▶ _The exercise_: Repeat the listing word for word. No pictures belong in the copy.

Extracts from a graphics dataset
Start

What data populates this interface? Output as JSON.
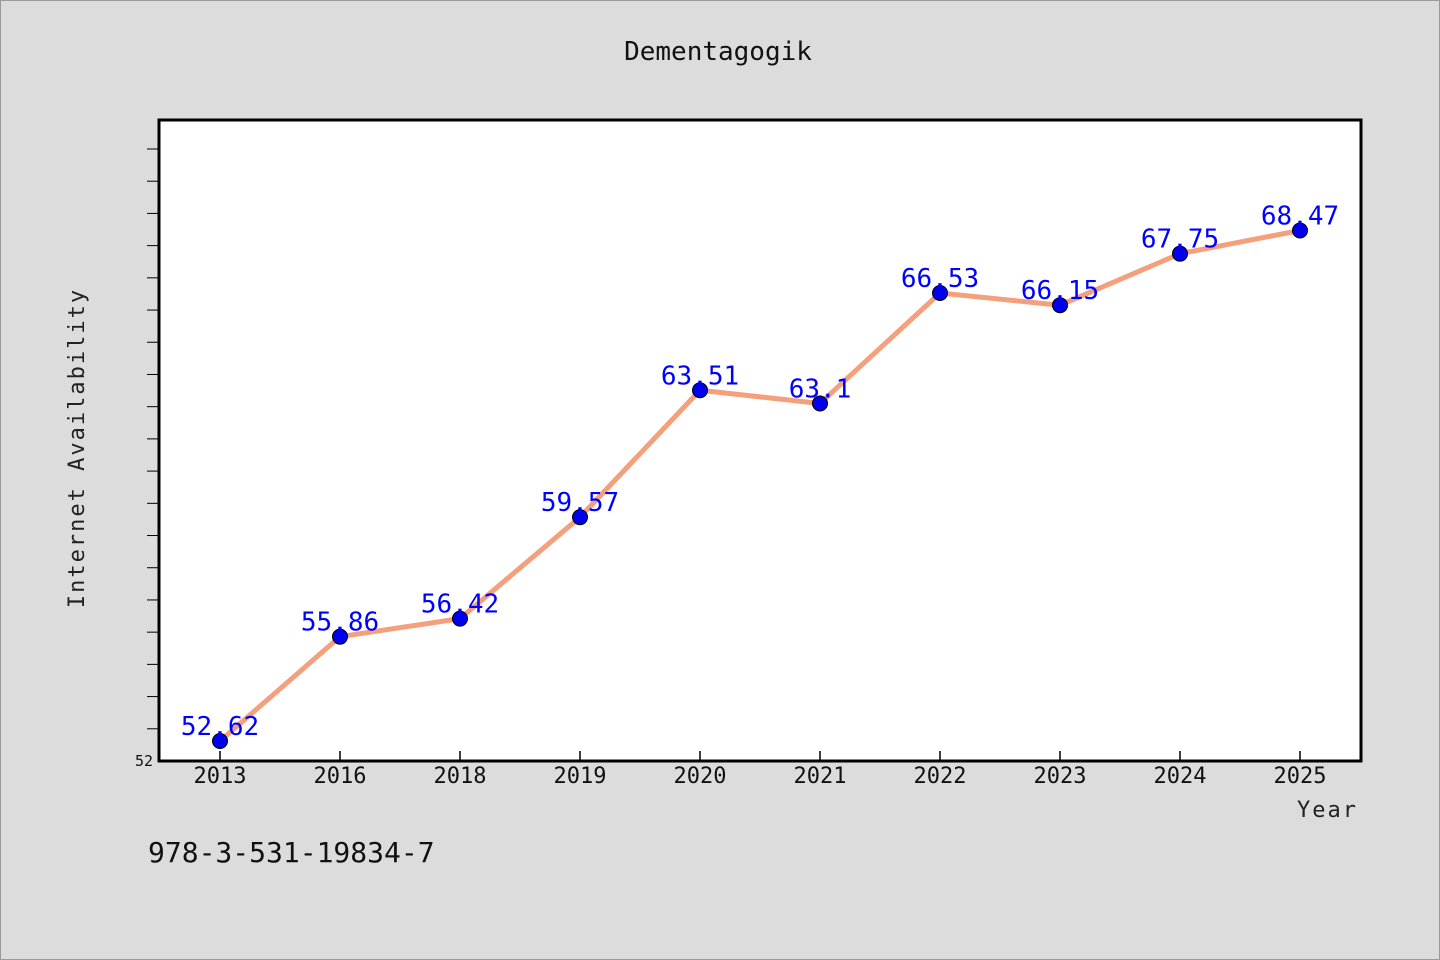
{
  "chart_data": {
    "type": "line",
    "title": "Dementagogik",
    "xlabel": "Year",
    "ylabel": "Internet Availability",
    "categories": [
      "2013",
      "2016",
      "2018",
      "2019",
      "2020",
      "2021",
      "2022",
      "2023",
      "2024",
      "2025"
    ],
    "series": [
      {
        "values": [
          52.62,
          55.86,
          56.42,
          59.57,
          63.51,
          63.1,
          66.53,
          66.15,
          67.75,
          68.47
        ],
        "labels": [
          "52.62",
          "55.86",
          "56.42",
          "59.57",
          "63.51",
          "63.1",
          "66.53",
          "66.15",
          "67.75",
          "68.47"
        ],
        "line_color": "#f4a07c",
        "marker_color": "#0000ee",
        "label_color": "#0000ff"
      }
    ],
    "ylim": [
      52,
      71.9
    ],
    "yticks_labeled": [
      "52"
    ],
    "minor_tick_step": 1,
    "grid": false,
    "legend": "none"
  },
  "footer": {
    "isbn": "978-3-531-19834-7"
  }
}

End

▶ _Expected output_:
What data populates this interface? Output as JSON.
{
  "chart_data": {
    "type": "line",
    "title": "Dementagogik",
    "xlabel": "Year",
    "ylabel": "Internet Availability",
    "categories": [
      "2013",
      "2016",
      "2018",
      "2019",
      "2020",
      "2021",
      "2022",
      "2023",
      "2024",
      "2025"
    ],
    "series": [
      {
        "values": [
          52.62,
          55.86,
          56.42,
          59.57,
          63.51,
          63.1,
          66.53,
          66.15,
          67.75,
          68.47
        ],
        "labels": [
          "52.62",
          "55.86",
          "56.42",
          "59.57",
          "63.51",
          "63.1",
          "66.53",
          "66.15",
          "67.75",
          "68.47"
        ],
        "line_color": "#f4a07c",
        "marker_color": "#0000ee",
        "label_color": "#0000ff"
      }
    ],
    "ylim": [
      52,
      71.9
    ],
    "yticks_labeled": [
      "52"
    ],
    "minor_tick_step": 1,
    "grid": false,
    "legend": "none"
  },
  "footer": {
    "isbn": "978-3-531-19834-7"
  }
}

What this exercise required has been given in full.